Print all records exactly, leaving nothing out.

-- Material for this task start --

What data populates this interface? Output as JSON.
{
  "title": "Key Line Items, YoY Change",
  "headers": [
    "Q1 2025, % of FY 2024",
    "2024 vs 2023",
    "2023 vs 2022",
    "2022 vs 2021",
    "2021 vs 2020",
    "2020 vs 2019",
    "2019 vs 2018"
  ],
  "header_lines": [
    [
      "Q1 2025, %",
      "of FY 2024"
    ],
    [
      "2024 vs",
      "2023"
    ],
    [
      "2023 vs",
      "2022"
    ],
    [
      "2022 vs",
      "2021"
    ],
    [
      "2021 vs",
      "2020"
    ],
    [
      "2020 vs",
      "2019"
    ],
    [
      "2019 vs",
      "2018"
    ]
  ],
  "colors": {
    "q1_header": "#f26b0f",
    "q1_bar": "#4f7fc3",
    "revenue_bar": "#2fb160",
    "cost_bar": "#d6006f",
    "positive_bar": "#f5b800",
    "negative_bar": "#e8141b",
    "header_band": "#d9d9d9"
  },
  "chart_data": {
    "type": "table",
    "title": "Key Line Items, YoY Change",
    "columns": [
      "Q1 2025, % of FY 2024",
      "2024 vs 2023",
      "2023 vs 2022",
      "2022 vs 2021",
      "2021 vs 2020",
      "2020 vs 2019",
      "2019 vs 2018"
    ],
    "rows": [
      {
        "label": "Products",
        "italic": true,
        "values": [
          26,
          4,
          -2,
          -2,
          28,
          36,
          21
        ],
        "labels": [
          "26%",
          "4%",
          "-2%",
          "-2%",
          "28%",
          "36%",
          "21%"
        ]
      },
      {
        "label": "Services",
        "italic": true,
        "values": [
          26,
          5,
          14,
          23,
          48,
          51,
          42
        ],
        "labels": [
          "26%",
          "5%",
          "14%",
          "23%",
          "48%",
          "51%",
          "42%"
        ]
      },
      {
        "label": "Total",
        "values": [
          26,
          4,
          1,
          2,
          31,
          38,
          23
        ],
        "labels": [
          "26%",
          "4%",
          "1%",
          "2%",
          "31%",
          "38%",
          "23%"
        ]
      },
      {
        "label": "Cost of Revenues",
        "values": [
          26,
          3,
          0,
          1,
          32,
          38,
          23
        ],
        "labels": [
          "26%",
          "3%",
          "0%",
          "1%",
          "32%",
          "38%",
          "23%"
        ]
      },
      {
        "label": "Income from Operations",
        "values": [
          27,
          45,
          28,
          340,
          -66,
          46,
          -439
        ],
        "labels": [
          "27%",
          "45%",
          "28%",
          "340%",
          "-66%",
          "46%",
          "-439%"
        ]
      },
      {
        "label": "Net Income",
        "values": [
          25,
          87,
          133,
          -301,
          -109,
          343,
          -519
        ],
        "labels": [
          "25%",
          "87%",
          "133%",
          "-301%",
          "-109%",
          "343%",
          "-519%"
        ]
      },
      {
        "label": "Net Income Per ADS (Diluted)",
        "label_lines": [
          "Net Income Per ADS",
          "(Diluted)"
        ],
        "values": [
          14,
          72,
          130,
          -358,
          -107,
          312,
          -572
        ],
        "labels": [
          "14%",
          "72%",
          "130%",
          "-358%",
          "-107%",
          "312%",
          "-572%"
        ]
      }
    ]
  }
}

-- Material for this task end --

▶ **Output below**:
What data populates this interface? Output as JSON.
{
  "title": "Key Line Items, YoY Change",
  "headers": [
    "Q1 2025, % of FY 2024",
    "2024 vs 2023",
    "2023 vs 2022",
    "2022 vs 2021",
    "2021 vs 2020",
    "2020 vs 2019",
    "2019 vs 2018"
  ],
  "header_lines": [
    [
      "Q1 2025, %",
      "of FY 2024"
    ],
    [
      "2024 vs",
      "2023"
    ],
    [
      "2023 vs",
      "2022"
    ],
    [
      "2022 vs",
      "2021"
    ],
    [
      "2021 vs",
      "2020"
    ],
    [
      "2020 vs",
      "2019"
    ],
    [
      "2019 vs",
      "2018"
    ]
  ],
  "colors": {
    "q1_header": "#f26b0f",
    "q1_bar": "#4f7fc3",
    "revenue_bar": "#2fb160",
    "cost_bar": "#d6006f",
    "positive_bar": "#f5b800",
    "negative_bar": "#e8141b",
    "header_band": "#d9d9d9"
  },
  "chart_data": {
    "type": "table",
    "title": "Key Line Items, YoY Change",
    "columns": [
      "Q1 2025, % of FY 2024",
      "2024 vs 2023",
      "2023 vs 2022",
      "2022 vs 2021",
      "2021 vs 2020",
      "2020 vs 2019",
      "2019 vs 2018"
    ],
    "rows": [
      {
        "label": "Products",
        "italic": true,
        "values": [
          26,
          4,
          -2,
          -2,
          28,
          36,
          21
        ],
        "labels": [
          "26%",
          "4%",
          "-2%",
          "-2%",
          "28%",
          "36%",
          "21%"
        ]
      },
      {
        "label": "Services",
        "italic": true,
        "values": [
          26,
          5,
          14,
          23,
          48,
          51,
          42
        ],
        "labels": [
          "26%",
          "5%",
          "14%",
          "23%",
          "48%",
          "51%",
          "42%"
        ]
      },
      {
        "label": "Total",
        "values": [
          26,
          4,
          1,
          2,
          31,
          38,
          23
        ],
        "labels": [
          "26%",
          "4%",
          "1%",
          "2%",
          "31%",
          "38%",
          "23%"
        ]
      },
      {
        "label": "Cost of Revenues",
        "values": [
          26,
          3,
          0,
          1,
          32,
          38,
          23
        ],
        "labels": [
          "26%",
          "3%",
          "0%",
          "1%",
          "32%",
          "38%",
          "23%"
        ]
      },
      {
        "label": "Income from Operations",
        "values": [
          27,
          45,
          28,
          340,
          -66,
          46,
          -439
        ],
        "labels": [
          "27%",
          "45%",
          "28%",
          "340%",
          "-66%",
          "46%",
          "-439%"
        ]
      },
      {
        "label": "Net Income",
        "values": [
          25,
          87,
          133,
          -301,
          -109,
          343,
          -519
        ],
        "labels": [
          "25%",
          "87%",
          "133%",
          "-301%",
          "-109%",
          "343%",
          "-519%"
        ]
      },
      {
        "label": "Net Income Per ADS (Diluted)",
        "label_lines": [
          "Net Income Per ADS",
          "(Diluted)"
        ],
        "values": [
          14,
          72,
          130,
          -358,
          -107,
          312,
          -572
        ],
        "labels": [
          "14%",
          "72%",
          "130%",
          "-358%",
          "-107%",
          "312%",
          "-572%"
        ]
      }
    ]
  }
}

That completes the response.